* **TASK DIRECTIONS**: Can you quote the records below in full, word for word?

──────── RECORDS SHOWN ────────

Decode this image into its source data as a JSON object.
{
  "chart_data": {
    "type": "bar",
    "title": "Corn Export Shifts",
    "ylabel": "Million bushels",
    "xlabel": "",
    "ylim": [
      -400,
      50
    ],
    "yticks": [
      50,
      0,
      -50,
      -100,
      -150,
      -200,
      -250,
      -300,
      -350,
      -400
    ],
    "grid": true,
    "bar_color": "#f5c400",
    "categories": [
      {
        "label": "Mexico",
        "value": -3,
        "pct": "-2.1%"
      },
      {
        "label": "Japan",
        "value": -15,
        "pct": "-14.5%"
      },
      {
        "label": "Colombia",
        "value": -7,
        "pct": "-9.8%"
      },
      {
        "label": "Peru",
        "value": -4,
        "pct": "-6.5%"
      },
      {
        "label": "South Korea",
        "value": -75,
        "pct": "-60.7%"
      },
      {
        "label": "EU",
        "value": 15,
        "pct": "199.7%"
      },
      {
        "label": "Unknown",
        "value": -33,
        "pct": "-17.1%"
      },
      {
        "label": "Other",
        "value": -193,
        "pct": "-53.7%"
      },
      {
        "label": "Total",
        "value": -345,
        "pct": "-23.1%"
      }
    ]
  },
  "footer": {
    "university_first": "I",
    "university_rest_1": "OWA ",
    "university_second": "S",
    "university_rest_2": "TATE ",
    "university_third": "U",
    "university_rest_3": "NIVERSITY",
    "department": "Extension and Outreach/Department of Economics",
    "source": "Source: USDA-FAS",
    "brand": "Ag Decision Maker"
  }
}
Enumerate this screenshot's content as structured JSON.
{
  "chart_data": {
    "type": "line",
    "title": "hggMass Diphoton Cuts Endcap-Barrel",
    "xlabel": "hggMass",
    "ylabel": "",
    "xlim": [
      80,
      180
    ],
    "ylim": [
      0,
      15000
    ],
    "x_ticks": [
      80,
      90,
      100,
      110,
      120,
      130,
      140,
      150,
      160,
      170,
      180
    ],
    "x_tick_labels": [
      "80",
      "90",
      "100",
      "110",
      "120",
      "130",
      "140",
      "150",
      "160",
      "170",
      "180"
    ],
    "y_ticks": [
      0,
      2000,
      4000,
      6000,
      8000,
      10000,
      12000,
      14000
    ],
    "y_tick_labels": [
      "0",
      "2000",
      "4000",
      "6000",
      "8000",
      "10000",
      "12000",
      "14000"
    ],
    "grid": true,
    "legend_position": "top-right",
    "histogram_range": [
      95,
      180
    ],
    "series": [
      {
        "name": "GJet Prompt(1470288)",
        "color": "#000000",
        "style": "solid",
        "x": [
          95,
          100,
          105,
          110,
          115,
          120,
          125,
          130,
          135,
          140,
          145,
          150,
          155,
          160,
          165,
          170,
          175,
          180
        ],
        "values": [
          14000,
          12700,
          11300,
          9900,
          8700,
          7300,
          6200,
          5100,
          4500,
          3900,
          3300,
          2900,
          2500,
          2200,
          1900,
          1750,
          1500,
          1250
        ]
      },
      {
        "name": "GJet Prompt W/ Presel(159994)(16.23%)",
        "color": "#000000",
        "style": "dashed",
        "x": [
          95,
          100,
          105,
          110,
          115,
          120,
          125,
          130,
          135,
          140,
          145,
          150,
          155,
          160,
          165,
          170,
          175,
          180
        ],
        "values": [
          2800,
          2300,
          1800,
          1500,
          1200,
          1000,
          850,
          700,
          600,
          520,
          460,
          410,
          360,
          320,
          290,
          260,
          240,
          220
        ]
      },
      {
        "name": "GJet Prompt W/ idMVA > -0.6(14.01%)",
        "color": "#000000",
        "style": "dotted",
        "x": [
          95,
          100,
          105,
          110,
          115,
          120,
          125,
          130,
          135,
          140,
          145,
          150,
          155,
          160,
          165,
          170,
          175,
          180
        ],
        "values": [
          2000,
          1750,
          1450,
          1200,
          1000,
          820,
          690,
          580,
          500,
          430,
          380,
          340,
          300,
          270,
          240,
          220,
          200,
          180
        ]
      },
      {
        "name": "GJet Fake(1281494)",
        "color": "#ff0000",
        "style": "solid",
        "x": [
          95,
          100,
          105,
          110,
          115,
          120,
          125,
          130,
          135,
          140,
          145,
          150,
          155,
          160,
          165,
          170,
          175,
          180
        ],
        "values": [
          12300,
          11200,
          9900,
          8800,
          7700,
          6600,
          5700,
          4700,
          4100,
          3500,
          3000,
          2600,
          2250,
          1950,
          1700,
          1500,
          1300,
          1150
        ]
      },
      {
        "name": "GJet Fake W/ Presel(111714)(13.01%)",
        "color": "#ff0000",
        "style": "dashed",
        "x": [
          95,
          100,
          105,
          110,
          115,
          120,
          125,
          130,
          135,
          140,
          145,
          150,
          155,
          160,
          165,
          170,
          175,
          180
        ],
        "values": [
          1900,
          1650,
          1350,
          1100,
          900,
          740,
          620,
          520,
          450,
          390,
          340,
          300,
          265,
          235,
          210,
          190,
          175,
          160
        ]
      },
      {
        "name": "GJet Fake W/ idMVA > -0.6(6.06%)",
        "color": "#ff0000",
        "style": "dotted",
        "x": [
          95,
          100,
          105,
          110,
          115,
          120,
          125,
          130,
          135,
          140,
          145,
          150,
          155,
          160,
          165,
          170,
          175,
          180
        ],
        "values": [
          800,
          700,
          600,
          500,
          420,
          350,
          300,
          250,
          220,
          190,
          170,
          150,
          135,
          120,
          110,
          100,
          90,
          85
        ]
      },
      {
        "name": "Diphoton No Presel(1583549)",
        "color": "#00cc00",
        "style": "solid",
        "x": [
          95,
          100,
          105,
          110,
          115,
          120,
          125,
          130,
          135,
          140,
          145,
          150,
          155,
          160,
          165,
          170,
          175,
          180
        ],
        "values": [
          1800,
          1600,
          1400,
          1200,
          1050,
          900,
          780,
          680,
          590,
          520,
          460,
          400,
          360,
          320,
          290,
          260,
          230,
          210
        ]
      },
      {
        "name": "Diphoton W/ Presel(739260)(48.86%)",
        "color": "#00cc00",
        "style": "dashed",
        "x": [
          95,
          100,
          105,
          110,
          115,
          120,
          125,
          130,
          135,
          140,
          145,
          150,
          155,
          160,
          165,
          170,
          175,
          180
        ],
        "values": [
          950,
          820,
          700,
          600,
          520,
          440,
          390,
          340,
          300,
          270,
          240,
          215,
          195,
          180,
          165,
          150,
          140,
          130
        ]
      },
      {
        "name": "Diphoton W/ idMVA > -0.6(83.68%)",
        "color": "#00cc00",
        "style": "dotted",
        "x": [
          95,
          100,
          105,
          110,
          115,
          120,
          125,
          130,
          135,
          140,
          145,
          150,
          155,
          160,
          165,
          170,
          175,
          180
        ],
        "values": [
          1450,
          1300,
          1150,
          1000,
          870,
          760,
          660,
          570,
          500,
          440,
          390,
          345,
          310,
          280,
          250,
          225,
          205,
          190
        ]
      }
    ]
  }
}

────────

* **EXERCISE SOLUTION**:
Decode this image into its source data as a JSON object.
{
  "chart_data": {
    "type": "bar",
    "title": "Corn Export Shifts",
    "ylabel": "Million bushels",
    "xlabel": "",
    "ylim": [
      -400,
      50
    ],
    "yticks": [
      50,
      0,
      -50,
      -100,
      -150,
      -200,
      -250,
      -300,
      -350,
      -400
    ],
    "grid": true,
    "bar_color": "#f5c400",
    "categories": [
      {
        "label": "Mexico",
        "value": -3,
        "pct": "-2.1%"
      },
      {
        "label": "Japan",
        "value": -15,
        "pct": "-14.5%"
      },
      {
        "label": "Colombia",
        "value": -7,
        "pct": "-9.8%"
      },
      {
        "label": "Peru",
        "value": -4,
        "pct": "-6.5%"
      },
      {
        "label": "South Korea",
        "value": -75,
        "pct": "-60.7%"
      },
      {
        "label": "EU",
        "value": 15,
        "pct": "199.7%"
      },
      {
        "label": "Unknown",
        "value": -33,
        "pct": "-17.1%"
      },
      {
        "label": "Other",
        "value": -193,
        "pct": "-53.7%"
      },
      {
        "label": "Total",
        "value": -345,
        "pct": "-23.1%"
      }
    ]
  },
  "footer": {
    "university_first": "I",
    "university_rest_1": "OWA ",
    "university_second": "S",
    "university_rest_2": "TATE ",
    "university_third": "U",
    "university_rest_3": "NIVERSITY",
    "department": "Extension and Outreach/Department of Economics",
    "source": "Source: USDA-FAS",
    "brand": "Ag Decision Maker"
  }
}
Enumerate this screenshot's content as structured JSON.
{
  "chart_data": {
    "type": "line",
    "title": "hggMass Diphoton Cuts Endcap-Barrel",
    "xlabel": "hggMass",
    "ylabel": "",
    "xlim": [
      80,
      180
    ],
    "ylim": [
      0,
      15000
    ],
    "x_ticks": [
      80,
      90,
      100,
      110,
      120,
      130,
      140,
      150,
      160,
      170,
      180
    ],
    "x_tick_labels": [
      "80",
      "90",
      "100",
      "110",
      "120",
      "130",
      "140",
      "150",
      "160",
      "170",
      "180"
    ],
    "y_ticks": [
      0,
      2000,
      4000,
      6000,
      8000,
      10000,
      12000,
      14000
    ],
    "y_tick_labels": [
      "0",
      "2000",
      "4000",
      "6000",
      "8000",
      "10000",
      "12000",
      "14000"
    ],
    "grid": true,
    "legend_position": "top-right",
    "histogram_range": [
      95,
      180
    ],
    "series": [
      {
        "name": "GJet Prompt(1470288)",
        "color": "#000000",
        "style": "solid",
        "x": [
          95,
          100,
          105,
          110,
          115,
          120,
          125,
          130,
          135,
          140,
          145,
          150,
          155,
          160,
          165,
          170,
          175,
          180
        ],
        "values": [
          14000,
          12700,
          11300,
          9900,
          8700,
          7300,
          6200,
          5100,
          4500,
          3900,
          3300,
          2900,
          2500,
          2200,
          1900,
          1750,
          1500,
          1250
        ]
      },
      {
        "name": "GJet Prompt W/ Presel(159994)(16.23%)",
        "color": "#000000",
        "style": "dashed",
        "x": [
          95,
          100,
          105,
          110,
          115,
          120,
          125,
          130,
          135,
          140,
          145,
          150,
          155,
          160,
          165,
          170,
          175,
          180
        ],
        "values": [
          2800,
          2300,
          1800,
          1500,
          1200,
          1000,
          850,
          700,
          600,
          520,
          460,
          410,
          360,
          320,
          290,
          260,
          240,
          220
        ]
      },
      {
        "name": "GJet Prompt W/ idMVA > -0.6(14.01%)",
        "color": "#000000",
        "style": "dotted",
        "x": [
          95,
          100,
          105,
          110,
          115,
          120,
          125,
          130,
          135,
          140,
          145,
          150,
          155,
          160,
          165,
          170,
          175,
          180
        ],
        "values": [
          2000,
          1750,
          1450,
          1200,
          1000,
          820,
          690,
          580,
          500,
          430,
          380,
          340,
          300,
          270,
          240,
          220,
          200,
          180
        ]
      },
      {
        "name": "GJet Fake(1281494)",
        "color": "#ff0000",
        "style": "solid",
        "x": [
          95,
          100,
          105,
          110,
          115,
          120,
          125,
          130,
          135,
          140,
          145,
          150,
          155,
          160,
          165,
          170,
          175,
          180
        ],
        "values": [
          12300,
          11200,
          9900,
          8800,
          7700,
          6600,
          5700,
          4700,
          4100,
          3500,
          3000,
          2600,
          2250,
          1950,
          1700,
          1500,
          1300,
          1150
        ]
      },
      {
        "name": "GJet Fake W/ Presel(111714)(13.01%)",
        "color": "#ff0000",
        "style": "dashed",
        "x": [
          95,
          100,
          105,
          110,
          115,
          120,
          125,
          130,
          135,
          140,
          145,
          150,
          155,
          160,
          165,
          170,
          175,
          180
        ],
        "values": [
          1900,
          1650,
          1350,
          1100,
          900,
          740,
          620,
          520,
          450,
          390,
          340,
          300,
          265,
          235,
          210,
          190,
          175,
          160
        ]
      },
      {
        "name": "GJet Fake W/ idMVA > -0.6(6.06%)",
        "color": "#ff0000",
        "style": "dotted",
        "x": [
          95,
          100,
          105,
          110,
          115,
          120,
          125,
          130,
          135,
          140,
          145,
          150,
          155,
          160,
          165,
          170,
          175,
          180
        ],
        "values": [
          800,
          700,
          600,
          500,
          420,
          350,
          300,
          250,
          220,
          190,
          170,
          150,
          135,
          120,
          110,
          100,
          90,
          85
        ]
      },
      {
        "name": "Diphoton No Presel(1583549)",
        "color": "#00cc00",
        "style": "solid",
        "x": [
          95,
          100,
          105,
          110,
          115,
          120,
          125,
          130,
          135,
          140,
          145,
          150,
          155,
          160,
          165,
          170,
          175,
          180
        ],
        "values": [
          1800,
          1600,
          1400,
          1200,
          1050,
          900,
          780,
          680,
          590,
          520,
          460,
          400,
          360,
          320,
          290,
          260,
          230,
          210
        ]
      },
      {
        "name": "Diphoton W/ Presel(739260)(48.86%)",
        "color": "#00cc00",
        "style": "dashed",
        "x": [
          95,
          100,
          105,
          110,
          115,
          120,
          125,
          130,
          135,
          140,
          145,
          150,
          155,
          160,
          165,
          170,
          175,
          180
        ],
        "values": [
          950,
          820,
          700,
          600,
          520,
          440,
          390,
          340,
          300,
          270,
          240,
          215,
          195,
          180,
          165,
          150,
          140,
          130
        ]
      },
      {
        "name": "Diphoton W/ idMVA > -0.6(83.68%)",
        "color": "#00cc00",
        "style": "dotted",
        "x": [
          95,
          100,
          105,
          110,
          115,
          120,
          125,
          130,
          135,
          140,
          145,
          150,
          155,
          160,
          165,
          170,
          175,
          180
        ],
        "values": [
          1450,
          1300,
          1150,
          1000,
          870,
          760,
          660,
          570,
          500,
          440,
          390,
          345,
          310,
          280,
          250,
          225,
          205,
          190
        ]
      }
    ]
  }
}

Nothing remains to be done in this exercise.